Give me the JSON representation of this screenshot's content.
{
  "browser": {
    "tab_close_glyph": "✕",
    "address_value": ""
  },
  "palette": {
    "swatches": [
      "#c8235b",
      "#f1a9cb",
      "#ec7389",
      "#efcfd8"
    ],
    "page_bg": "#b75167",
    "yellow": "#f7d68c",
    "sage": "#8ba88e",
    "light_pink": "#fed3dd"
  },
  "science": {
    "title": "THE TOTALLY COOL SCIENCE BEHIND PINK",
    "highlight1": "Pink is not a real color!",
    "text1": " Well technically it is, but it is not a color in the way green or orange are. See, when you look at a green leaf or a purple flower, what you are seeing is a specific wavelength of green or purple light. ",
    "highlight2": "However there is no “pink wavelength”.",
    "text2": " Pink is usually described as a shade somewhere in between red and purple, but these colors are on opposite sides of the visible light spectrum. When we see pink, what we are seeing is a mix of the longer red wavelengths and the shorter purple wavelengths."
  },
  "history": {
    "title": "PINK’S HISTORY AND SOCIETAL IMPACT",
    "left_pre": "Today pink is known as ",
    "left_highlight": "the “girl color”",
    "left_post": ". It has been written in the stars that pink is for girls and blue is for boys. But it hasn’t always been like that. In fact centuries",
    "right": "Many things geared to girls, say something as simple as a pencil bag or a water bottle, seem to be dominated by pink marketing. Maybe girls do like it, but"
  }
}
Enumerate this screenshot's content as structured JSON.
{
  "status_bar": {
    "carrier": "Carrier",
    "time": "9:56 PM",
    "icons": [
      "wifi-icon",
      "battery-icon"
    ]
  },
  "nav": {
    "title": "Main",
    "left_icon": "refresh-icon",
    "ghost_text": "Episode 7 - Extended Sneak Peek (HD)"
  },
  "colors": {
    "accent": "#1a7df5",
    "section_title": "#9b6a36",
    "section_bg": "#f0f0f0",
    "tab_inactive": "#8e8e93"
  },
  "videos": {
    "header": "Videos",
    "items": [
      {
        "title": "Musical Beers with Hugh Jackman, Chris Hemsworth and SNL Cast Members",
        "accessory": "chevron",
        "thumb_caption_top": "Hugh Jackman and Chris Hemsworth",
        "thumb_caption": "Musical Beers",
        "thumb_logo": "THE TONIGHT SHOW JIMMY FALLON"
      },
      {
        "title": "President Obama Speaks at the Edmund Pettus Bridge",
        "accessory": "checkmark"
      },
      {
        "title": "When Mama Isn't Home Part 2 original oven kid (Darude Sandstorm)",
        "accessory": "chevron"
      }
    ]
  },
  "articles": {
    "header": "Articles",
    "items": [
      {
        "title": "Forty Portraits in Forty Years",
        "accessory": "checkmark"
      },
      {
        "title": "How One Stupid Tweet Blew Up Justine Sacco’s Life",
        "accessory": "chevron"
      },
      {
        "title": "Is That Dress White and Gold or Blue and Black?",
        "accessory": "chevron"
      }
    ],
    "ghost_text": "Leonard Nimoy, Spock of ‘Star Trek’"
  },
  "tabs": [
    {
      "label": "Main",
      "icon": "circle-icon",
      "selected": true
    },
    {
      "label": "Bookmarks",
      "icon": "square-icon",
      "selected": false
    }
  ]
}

EXERCISE INSTRUCTIONS »
Retype the material in full. Each word must match.

TASK RESULT »
Give me the JSON representation of this screenshot's content.
{
  "browser": {
    "tab_close_glyph": "✕",
    "address_value": ""
  },
  "palette": {
    "swatches": [
      "#c8235b",
      "#f1a9cb",
      "#ec7389",
      "#efcfd8"
    ],
    "page_bg": "#b75167",
    "yellow": "#f7d68c",
    "sage": "#8ba88e",
    "light_pink": "#fed3dd"
  },
  "science": {
    "title": "THE TOTALLY COOL SCIENCE BEHIND PINK",
    "highlight1": "Pink is not a real color!",
    "text1": " Well technically it is, but it is not a color in the way green or orange are. See, when you look at a green leaf or a purple flower, what you are seeing is a specific wavelength of green or purple light. ",
    "highlight2": "However there is no “pink wavelength”.",
    "text2": " Pink is usually described as a shade somewhere in between red and purple, but these colors are on opposite sides of the visible light spectrum. When we see pink, what we are seeing is a mix of the longer red wavelengths and the shorter purple wavelengths."
  },
  "history": {
    "title": "PINK’S HISTORY AND SOCIETAL IMPACT",
    "left_pre": "Today pink is known as ",
    "left_highlight": "the “girl color”",
    "left_post": ". It has been written in the stars that pink is for girls and blue is for boys. But it hasn’t always been like that. In fact centuries",
    "right": "Many things geared to girls, say something as simple as a pencil bag or a water bottle, seem to be dominated by pink marketing. Maybe girls do like it, but"
  }
}
Enumerate this screenshot's content as structured JSON.
{
  "status_bar": {
    "carrier": "Carrier",
    "time": "9:56 PM",
    "icons": [
      "wifi-icon",
      "battery-icon"
    ]
  },
  "nav": {
    "title": "Main",
    "left_icon": "refresh-icon",
    "ghost_text": "Episode 7 - Extended Sneak Peek (HD)"
  },
  "colors": {
    "accent": "#1a7df5",
    "section_title": "#9b6a36",
    "section_bg": "#f0f0f0",
    "tab_inactive": "#8e8e93"
  },
  "videos": {
    "header": "Videos",
    "items": [
      {
        "title": "Musical Beers with Hugh Jackman, Chris Hemsworth and SNL Cast Members",
        "accessory": "chevron",
        "thumb_caption_top": "Hugh Jackman and Chris Hemsworth",
        "thumb_caption": "Musical Beers",
        "thumb_logo": "THE TONIGHT SHOW JIMMY FALLON"
      },
      {
        "title": "President Obama Speaks at the Edmund Pettus Bridge",
        "accessory": "checkmark"
      },
      {
        "title": "When Mama Isn't Home Part 2 original oven kid (Darude Sandstorm)",
        "accessory": "chevron"
      }
    ]
  },
  "articles": {
    "header": "Articles",
    "items": [
      {
        "title": "Forty Portraits in Forty Years",
        "accessory": "checkmark"
      },
      {
        "title": "How One Stupid Tweet Blew Up Justine Sacco’s Life",
        "accessory": "chevron"
      },
      {
        "title": "Is That Dress White and Gold or Blue and Black?",
        "accessory": "chevron"
      }
    ],
    "ghost_text": "Leonard Nimoy, Spock of ‘Star Trek’"
  },
  "tabs": [
    {
      "label": "Main",
      "icon": "circle-icon",
      "selected": true
    },
    {
      "label": "Bookmarks",
      "icon": "square-icon",
      "selected": false
    }
  ]
}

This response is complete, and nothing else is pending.